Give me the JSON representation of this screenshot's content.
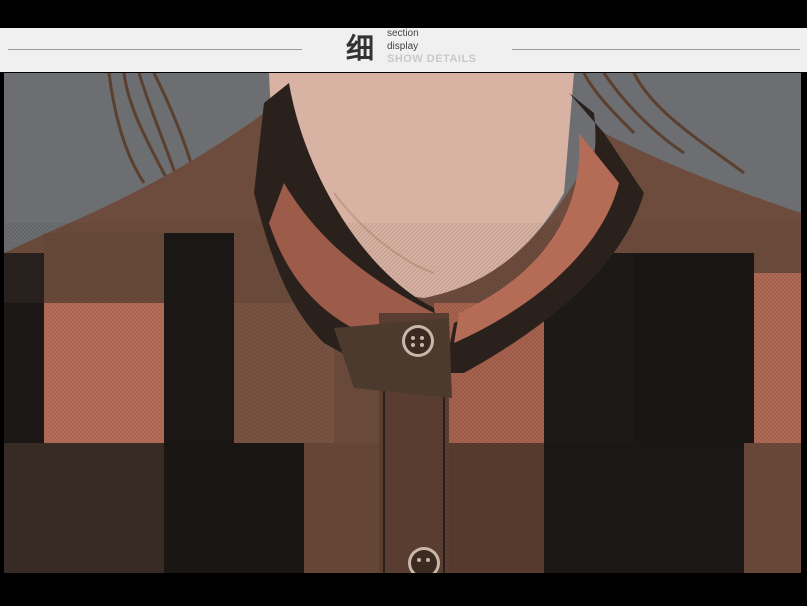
{
  "header": {
    "glyph": "细",
    "line1": "section",
    "line2": "display",
    "line3": "SHOW DETAILS"
  },
  "photo": {
    "subject": "plaid-shirt-collar-closeup",
    "colors": {
      "background": "#6d6f73",
      "black_check": "#1b1816",
      "rust_check": "#b56c57",
      "mid_check": "#6e4c3d",
      "skin": "#d9b3a3",
      "button": "#3a2a22"
    }
  }
}
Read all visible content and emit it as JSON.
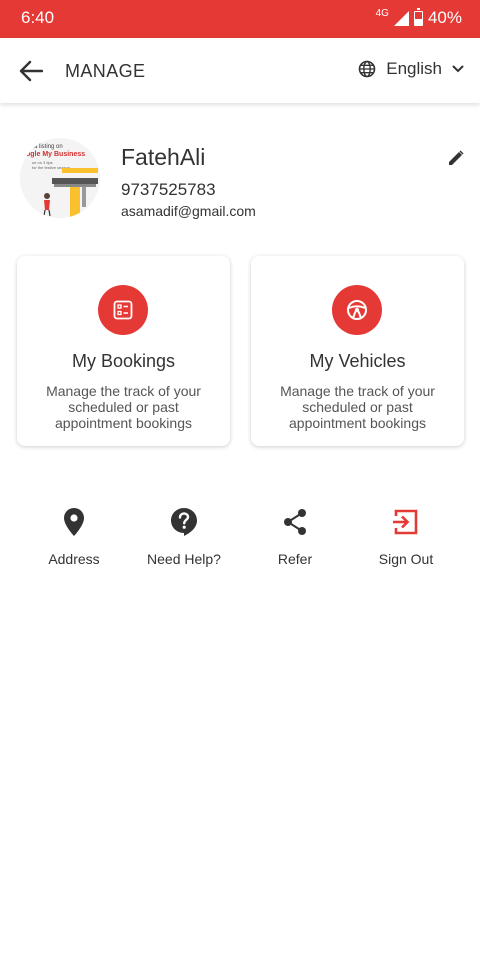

Set problem:
Print the full listing exactly, dropping the pictures.

Reply:
Give me the JSON representation of this screenshot's content.
{
  "header": {
    "glyph": "细",
    "line1": "section",
    "line2": "display",
    "line3": "SHOW DETAILS"
  },
  "photo": {
    "subject": "plaid-shirt-collar-closeup",
    "colors": {
      "background": "#6d6f73",
      "black_check": "#1b1816",
      "rust_check": "#b56c57",
      "mid_check": "#6e4c3d",
      "skin": "#d9b3a3",
      "button": "#3a2a22"
    }
  }
}
Read all visible content and emit it as JSON.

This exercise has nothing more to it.